TASK INSTRUCTIONS: Would you copy out the whole listing exactly as given?

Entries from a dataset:
******************************

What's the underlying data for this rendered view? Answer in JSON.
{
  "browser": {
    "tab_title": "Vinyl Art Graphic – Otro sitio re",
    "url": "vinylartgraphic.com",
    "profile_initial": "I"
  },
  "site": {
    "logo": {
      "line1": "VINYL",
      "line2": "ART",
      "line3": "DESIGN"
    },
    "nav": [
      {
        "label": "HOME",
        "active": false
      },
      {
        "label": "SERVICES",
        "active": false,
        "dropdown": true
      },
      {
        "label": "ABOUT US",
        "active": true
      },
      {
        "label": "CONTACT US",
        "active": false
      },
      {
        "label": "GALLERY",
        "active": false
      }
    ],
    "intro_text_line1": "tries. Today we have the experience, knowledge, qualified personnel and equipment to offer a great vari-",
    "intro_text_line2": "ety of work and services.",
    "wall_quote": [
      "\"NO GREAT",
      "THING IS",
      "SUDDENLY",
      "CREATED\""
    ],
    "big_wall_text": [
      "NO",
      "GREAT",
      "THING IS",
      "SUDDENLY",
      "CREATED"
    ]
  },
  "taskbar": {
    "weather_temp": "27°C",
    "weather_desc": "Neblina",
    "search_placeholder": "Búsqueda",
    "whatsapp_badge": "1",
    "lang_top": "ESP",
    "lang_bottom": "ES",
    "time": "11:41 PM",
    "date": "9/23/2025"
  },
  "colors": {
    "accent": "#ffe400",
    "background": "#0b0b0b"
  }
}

******************************

FINAL RESULT:
What's the underlying data for this rendered view? Answer in JSON.
{
  "browser": {
    "tab_title": "Vinyl Art Graphic – Otro sitio re",
    "url": "vinylartgraphic.com",
    "profile_initial": "I"
  },
  "site": {
    "logo": {
      "line1": "VINYL",
      "line2": "ART",
      "line3": "DESIGN"
    },
    "nav": [
      {
        "label": "HOME",
        "active": false
      },
      {
        "label": "SERVICES",
        "active": false,
        "dropdown": true
      },
      {
        "label": "ABOUT US",
        "active": true
      },
      {
        "label": "CONTACT US",
        "active": false
      },
      {
        "label": "GALLERY",
        "active": false
      }
    ],
    "intro_text_line1": "tries. Today we have the experience, knowledge, qualified personnel and equipment to offer a great vari-",
    "intro_text_line2": "ety of work and services.",
    "wall_quote": [
      "\"NO GREAT",
      "THING IS",
      "SUDDENLY",
      "CREATED\""
    ],
    "big_wall_text": [
      "NO",
      "GREAT",
      "THING IS",
      "SUDDENLY",
      "CREATED"
    ]
  },
  "taskbar": {
    "weather_temp": "27°C",
    "weather_desc": "Neblina",
    "search_placeholder": "Búsqueda",
    "whatsapp_badge": "1",
    "lang_top": "ESP",
    "lang_bottom": "ES",
    "time": "11:41 PM",
    "date": "9/23/2025"
  },
  "colors": {
    "accent": "#ffe400",
    "background": "#0b0b0b"
  }
}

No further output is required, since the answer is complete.